→ Request
Copy every line in the records below that contains the word "сыром".

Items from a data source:
[Start]

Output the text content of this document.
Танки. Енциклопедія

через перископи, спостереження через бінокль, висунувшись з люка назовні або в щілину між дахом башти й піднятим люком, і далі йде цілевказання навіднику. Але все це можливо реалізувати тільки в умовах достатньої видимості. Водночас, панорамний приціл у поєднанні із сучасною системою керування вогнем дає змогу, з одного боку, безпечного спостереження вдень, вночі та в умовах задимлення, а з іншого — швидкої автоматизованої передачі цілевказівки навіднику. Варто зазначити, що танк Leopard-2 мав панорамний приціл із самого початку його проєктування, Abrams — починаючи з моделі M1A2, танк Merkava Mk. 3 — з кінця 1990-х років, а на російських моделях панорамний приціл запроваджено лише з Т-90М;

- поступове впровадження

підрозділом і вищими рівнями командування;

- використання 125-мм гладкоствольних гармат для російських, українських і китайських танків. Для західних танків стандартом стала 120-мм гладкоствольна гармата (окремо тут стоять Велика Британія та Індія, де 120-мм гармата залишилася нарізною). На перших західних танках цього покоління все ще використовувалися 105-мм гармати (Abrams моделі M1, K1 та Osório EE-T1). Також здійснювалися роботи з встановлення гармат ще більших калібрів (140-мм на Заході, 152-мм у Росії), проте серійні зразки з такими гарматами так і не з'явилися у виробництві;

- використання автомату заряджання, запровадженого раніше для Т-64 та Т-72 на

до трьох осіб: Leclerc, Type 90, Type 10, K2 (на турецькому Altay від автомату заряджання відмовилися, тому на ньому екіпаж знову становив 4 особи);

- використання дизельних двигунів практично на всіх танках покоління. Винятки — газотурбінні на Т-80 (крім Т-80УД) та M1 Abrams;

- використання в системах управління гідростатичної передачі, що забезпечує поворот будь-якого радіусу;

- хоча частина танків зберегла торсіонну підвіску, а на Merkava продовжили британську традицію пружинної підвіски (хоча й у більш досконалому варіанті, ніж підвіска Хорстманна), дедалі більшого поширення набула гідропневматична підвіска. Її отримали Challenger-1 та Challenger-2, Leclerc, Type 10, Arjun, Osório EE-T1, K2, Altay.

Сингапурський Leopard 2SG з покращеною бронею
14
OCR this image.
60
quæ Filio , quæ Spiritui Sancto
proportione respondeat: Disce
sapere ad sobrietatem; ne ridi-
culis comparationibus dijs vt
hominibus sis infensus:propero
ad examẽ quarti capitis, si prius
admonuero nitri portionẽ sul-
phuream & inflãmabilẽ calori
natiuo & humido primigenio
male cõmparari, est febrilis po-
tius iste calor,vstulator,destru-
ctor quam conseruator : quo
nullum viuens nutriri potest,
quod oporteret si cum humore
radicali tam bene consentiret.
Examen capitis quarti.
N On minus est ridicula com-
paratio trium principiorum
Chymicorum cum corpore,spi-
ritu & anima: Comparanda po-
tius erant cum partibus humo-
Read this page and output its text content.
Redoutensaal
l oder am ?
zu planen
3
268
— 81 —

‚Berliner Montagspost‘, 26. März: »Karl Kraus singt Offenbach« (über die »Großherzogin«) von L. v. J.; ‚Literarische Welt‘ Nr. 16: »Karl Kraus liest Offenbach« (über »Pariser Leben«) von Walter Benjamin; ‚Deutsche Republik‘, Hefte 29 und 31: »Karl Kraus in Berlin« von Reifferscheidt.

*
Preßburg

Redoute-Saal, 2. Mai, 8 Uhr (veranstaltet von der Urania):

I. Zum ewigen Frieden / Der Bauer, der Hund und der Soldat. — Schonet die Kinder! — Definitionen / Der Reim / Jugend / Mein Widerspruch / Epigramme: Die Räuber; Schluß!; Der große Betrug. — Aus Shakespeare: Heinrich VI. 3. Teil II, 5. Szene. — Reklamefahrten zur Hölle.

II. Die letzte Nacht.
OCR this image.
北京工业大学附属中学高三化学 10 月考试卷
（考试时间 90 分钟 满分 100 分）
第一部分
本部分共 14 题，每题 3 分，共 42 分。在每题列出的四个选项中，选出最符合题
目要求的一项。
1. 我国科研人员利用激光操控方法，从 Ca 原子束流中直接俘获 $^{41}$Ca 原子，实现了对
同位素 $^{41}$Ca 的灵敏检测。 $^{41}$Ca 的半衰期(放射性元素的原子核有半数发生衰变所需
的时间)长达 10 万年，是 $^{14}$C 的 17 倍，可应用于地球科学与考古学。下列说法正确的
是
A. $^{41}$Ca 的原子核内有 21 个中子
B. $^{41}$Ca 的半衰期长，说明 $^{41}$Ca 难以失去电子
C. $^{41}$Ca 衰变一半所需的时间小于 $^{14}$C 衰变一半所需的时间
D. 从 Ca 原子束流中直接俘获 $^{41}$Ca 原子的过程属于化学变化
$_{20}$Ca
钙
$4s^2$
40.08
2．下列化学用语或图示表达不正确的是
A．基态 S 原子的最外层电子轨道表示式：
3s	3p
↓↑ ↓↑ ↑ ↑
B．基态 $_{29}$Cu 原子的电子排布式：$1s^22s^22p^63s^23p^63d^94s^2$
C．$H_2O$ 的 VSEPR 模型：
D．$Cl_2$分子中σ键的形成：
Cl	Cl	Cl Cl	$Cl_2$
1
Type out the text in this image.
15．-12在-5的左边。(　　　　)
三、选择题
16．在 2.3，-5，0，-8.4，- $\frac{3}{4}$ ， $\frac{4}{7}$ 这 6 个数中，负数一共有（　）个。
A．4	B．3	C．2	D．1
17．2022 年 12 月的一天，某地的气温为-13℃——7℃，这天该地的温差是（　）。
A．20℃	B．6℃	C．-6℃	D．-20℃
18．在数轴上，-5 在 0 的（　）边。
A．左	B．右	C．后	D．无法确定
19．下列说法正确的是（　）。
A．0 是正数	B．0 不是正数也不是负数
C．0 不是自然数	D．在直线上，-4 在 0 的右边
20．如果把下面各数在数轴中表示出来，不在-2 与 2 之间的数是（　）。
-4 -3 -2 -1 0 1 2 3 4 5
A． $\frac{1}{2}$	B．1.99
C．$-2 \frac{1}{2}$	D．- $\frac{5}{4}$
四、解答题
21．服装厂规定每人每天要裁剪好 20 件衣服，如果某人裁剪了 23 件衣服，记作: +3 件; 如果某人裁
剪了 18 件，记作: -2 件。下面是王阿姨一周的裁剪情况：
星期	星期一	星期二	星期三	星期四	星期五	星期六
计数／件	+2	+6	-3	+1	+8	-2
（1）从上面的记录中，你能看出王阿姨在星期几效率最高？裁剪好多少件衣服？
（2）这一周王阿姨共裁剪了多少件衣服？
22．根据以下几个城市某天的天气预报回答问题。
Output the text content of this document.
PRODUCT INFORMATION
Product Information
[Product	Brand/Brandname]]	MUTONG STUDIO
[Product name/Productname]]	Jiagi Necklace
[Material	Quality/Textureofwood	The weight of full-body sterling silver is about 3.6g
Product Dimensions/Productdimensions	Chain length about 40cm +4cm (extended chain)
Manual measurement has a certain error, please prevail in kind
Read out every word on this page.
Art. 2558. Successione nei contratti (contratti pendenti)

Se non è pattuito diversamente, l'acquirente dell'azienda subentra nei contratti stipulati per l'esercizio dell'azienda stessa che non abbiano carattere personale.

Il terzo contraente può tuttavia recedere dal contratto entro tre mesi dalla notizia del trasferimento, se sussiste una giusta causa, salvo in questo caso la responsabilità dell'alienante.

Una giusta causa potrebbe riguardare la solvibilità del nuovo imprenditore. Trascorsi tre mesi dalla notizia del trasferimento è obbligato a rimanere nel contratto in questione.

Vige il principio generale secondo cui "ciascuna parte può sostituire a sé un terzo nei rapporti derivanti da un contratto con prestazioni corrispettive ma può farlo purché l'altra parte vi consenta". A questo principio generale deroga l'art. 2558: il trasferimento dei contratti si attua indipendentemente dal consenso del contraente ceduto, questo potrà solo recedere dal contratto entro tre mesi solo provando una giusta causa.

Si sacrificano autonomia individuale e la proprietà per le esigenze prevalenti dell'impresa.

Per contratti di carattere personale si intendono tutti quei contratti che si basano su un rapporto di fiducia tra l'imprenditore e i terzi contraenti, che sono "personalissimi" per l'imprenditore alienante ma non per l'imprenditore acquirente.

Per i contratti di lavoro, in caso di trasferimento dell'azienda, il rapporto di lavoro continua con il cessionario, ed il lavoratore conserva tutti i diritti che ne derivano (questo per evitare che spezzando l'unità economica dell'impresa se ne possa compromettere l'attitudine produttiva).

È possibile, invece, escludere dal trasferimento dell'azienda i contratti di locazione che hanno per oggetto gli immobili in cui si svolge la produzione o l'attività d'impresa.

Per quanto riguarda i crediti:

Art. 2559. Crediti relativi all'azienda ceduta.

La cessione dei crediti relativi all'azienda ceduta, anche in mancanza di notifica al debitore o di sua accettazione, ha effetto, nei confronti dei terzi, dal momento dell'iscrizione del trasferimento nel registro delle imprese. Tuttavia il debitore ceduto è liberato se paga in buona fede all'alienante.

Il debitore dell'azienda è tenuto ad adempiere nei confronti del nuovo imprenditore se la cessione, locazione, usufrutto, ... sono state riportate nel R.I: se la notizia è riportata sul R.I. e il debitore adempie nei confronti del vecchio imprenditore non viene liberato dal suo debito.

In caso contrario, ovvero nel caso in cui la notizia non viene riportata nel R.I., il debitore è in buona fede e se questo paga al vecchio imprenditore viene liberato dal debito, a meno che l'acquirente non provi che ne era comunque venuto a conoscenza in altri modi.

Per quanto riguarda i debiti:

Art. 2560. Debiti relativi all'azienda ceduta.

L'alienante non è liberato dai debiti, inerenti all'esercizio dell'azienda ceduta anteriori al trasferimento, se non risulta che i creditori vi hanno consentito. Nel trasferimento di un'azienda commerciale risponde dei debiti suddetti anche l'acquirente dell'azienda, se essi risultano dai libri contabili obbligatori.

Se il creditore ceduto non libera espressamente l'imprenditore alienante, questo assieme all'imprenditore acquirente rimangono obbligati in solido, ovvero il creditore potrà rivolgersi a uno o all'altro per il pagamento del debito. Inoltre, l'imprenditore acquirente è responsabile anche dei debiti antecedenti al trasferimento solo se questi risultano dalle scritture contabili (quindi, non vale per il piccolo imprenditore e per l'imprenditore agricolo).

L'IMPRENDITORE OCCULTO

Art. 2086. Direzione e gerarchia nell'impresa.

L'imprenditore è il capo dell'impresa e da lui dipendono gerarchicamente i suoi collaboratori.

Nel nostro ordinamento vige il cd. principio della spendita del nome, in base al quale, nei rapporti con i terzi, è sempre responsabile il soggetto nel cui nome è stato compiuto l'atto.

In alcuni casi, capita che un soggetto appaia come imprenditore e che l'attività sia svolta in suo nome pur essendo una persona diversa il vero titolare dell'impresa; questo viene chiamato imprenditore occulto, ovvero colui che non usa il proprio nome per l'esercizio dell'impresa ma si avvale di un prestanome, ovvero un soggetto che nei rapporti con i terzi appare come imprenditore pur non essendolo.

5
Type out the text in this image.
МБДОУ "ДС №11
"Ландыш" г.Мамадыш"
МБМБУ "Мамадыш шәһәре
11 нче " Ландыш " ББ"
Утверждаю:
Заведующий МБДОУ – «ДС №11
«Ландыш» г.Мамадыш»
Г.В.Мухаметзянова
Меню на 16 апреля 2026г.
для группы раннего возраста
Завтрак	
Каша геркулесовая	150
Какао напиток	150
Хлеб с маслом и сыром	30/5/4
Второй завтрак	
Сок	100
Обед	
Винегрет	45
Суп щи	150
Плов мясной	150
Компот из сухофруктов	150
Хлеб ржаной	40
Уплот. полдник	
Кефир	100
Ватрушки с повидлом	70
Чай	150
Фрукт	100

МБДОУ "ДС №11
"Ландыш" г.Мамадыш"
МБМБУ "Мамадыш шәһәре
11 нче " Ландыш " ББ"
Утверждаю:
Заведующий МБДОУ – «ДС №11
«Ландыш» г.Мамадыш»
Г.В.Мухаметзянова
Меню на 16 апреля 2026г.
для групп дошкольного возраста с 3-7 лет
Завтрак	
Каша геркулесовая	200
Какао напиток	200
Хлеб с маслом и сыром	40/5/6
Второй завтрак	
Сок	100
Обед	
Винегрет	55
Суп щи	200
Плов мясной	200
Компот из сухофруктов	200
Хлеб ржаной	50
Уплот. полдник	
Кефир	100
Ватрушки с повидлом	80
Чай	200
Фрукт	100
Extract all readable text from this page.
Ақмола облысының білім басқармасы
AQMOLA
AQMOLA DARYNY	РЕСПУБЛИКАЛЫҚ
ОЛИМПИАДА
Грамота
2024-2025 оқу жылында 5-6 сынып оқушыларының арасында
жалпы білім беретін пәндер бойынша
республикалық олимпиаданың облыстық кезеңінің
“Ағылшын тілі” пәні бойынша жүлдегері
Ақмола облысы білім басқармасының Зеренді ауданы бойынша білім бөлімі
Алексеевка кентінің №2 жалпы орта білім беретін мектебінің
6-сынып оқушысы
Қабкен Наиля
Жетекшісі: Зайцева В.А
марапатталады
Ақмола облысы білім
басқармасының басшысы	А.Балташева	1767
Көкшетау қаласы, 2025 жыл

[End]

→ Result of this task
Хлеб с маслом и сыром	30/5/4
Хлеб с маслом и сыром	40/5/6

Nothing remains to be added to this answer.